***** Record extracts
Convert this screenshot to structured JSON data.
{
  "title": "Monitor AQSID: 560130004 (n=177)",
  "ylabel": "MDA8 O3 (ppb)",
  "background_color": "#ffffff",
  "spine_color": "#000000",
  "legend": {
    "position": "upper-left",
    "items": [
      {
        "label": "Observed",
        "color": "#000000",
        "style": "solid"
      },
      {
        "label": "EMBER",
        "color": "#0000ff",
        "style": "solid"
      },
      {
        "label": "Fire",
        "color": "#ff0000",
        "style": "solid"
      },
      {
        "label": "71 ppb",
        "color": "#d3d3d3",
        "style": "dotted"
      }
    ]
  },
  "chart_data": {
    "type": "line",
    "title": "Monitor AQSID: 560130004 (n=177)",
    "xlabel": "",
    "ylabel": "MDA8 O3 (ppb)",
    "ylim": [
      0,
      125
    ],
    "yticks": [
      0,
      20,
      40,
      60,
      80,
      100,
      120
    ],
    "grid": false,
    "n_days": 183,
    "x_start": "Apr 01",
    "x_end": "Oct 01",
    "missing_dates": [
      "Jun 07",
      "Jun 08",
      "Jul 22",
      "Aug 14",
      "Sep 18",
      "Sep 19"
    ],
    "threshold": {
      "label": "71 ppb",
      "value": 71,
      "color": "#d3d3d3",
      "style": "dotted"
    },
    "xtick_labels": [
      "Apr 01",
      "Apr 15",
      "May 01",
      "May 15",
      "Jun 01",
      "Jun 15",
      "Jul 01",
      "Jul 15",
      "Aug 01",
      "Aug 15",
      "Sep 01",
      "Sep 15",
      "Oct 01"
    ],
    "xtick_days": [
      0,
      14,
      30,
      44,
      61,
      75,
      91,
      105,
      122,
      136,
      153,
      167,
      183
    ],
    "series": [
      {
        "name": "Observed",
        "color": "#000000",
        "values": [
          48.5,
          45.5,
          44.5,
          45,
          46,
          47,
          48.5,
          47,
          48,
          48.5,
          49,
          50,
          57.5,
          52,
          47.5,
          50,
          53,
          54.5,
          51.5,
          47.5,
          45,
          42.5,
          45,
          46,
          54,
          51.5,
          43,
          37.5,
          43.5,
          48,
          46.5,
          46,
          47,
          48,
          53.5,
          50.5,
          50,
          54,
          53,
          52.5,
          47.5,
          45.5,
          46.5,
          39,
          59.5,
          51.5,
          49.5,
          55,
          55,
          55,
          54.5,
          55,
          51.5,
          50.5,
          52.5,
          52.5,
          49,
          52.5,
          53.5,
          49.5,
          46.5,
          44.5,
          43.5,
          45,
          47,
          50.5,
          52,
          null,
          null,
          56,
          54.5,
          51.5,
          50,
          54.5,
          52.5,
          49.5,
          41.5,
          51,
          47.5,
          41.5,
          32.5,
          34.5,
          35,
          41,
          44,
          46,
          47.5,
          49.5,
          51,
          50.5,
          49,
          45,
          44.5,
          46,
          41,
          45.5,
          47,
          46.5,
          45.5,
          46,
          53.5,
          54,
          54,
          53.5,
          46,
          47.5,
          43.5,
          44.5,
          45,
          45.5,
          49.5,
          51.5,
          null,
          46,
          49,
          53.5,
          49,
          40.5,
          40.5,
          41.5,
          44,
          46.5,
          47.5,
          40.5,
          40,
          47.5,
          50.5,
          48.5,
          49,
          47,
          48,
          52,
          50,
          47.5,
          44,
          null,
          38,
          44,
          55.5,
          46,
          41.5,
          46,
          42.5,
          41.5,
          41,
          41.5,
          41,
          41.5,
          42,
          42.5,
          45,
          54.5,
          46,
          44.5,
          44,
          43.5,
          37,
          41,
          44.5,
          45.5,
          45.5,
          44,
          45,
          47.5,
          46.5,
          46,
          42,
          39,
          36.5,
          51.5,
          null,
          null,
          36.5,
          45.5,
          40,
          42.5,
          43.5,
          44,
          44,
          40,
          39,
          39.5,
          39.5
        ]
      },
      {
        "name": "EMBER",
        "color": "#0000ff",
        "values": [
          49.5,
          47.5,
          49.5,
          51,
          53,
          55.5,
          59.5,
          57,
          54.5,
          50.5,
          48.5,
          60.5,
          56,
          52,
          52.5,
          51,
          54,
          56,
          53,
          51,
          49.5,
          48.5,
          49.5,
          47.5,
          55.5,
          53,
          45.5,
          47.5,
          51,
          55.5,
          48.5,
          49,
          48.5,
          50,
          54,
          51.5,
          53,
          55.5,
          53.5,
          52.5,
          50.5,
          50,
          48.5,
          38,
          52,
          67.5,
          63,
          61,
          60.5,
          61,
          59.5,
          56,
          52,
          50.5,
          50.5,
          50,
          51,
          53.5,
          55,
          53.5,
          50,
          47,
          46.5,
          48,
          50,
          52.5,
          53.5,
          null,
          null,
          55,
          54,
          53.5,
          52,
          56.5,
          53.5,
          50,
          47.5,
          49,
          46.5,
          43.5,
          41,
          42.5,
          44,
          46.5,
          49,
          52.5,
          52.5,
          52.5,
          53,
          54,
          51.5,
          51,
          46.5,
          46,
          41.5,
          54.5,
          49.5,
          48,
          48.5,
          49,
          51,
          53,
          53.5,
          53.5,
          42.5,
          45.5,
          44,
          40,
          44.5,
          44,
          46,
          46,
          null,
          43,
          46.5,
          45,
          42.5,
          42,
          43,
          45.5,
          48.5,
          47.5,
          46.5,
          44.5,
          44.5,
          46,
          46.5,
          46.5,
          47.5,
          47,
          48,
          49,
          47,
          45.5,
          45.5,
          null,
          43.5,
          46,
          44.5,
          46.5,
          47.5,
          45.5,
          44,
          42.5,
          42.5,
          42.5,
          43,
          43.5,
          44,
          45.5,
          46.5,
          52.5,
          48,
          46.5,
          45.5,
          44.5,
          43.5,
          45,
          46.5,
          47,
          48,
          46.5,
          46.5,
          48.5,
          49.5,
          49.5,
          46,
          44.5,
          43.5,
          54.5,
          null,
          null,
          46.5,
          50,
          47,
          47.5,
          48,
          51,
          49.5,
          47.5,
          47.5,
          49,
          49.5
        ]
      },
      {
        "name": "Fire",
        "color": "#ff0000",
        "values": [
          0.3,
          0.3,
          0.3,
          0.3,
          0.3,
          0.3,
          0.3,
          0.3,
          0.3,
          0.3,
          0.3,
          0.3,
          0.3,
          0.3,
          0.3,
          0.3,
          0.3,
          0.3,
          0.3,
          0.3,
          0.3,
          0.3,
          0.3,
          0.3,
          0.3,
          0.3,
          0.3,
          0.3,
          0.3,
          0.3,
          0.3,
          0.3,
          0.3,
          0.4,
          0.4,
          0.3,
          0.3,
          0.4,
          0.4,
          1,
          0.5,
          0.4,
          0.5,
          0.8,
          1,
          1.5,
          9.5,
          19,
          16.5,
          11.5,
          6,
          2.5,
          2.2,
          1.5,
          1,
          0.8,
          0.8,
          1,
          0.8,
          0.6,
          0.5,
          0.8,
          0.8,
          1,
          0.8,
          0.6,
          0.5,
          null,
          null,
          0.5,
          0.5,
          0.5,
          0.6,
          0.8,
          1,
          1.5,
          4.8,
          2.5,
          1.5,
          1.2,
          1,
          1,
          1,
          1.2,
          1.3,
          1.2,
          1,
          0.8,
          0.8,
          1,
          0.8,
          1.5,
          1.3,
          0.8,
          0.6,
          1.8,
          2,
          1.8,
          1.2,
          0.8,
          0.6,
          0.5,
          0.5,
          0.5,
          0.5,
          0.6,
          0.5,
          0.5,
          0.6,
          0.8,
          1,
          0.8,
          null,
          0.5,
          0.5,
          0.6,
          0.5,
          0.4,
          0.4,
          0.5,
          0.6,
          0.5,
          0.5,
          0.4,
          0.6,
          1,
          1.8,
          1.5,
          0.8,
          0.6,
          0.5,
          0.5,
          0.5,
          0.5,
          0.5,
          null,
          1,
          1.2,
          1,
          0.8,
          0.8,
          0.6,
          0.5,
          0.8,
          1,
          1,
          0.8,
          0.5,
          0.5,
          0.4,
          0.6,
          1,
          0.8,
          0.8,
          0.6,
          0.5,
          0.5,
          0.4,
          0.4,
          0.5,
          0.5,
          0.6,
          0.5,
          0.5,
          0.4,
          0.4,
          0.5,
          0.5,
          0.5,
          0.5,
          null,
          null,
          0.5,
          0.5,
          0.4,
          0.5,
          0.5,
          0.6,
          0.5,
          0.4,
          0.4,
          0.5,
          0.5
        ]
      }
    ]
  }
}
**********
Goal of the exercise: What number of lines in the records contain the word "title"? Answer with that number alone.

The answer: 2